INPUT RECORDS ::
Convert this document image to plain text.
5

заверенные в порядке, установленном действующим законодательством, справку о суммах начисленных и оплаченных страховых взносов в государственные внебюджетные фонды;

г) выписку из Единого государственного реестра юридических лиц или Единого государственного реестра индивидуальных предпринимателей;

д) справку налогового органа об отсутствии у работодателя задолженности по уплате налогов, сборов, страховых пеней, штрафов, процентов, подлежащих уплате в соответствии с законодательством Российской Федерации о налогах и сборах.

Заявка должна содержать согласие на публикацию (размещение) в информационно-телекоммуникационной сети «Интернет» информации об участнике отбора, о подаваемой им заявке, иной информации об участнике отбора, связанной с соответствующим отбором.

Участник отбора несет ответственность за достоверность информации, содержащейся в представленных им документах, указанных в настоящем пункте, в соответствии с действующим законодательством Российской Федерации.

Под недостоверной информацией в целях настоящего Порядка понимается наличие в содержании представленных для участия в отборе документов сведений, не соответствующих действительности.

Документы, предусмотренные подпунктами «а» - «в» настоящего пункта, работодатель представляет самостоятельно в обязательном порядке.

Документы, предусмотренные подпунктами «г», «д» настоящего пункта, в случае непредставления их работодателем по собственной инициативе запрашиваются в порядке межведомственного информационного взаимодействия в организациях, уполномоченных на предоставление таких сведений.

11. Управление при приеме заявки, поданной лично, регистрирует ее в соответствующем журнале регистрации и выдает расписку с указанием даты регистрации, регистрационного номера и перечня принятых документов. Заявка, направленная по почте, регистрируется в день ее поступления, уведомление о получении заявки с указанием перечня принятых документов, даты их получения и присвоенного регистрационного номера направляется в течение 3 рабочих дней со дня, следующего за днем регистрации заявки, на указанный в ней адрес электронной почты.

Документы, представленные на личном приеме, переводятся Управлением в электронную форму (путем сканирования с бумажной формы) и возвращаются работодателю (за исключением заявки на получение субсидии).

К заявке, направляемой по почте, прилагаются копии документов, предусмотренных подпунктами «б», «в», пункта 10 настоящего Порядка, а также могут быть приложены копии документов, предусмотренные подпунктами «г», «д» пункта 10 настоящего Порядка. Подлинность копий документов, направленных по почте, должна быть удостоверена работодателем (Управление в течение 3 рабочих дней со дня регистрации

EXERCISE BRIEF :: Check each line of the entries above, and show every one holding the word "отбора".

FULL RESPONSE ::
Заявка должна содержать согласие на публикацию (размещение) в информационно-телекоммуникационной сети «Интернет» информации об участнике отбора, о подаваемой им заявке, иной информации об участнике отбора, связанной с соответствующим отбором.
Участник отбора несет ответственность за достоверность информации, содержащейся в представленных им документах, указанных в настоящем пункте, в соответствии с действующим законодательством Российской Федерации.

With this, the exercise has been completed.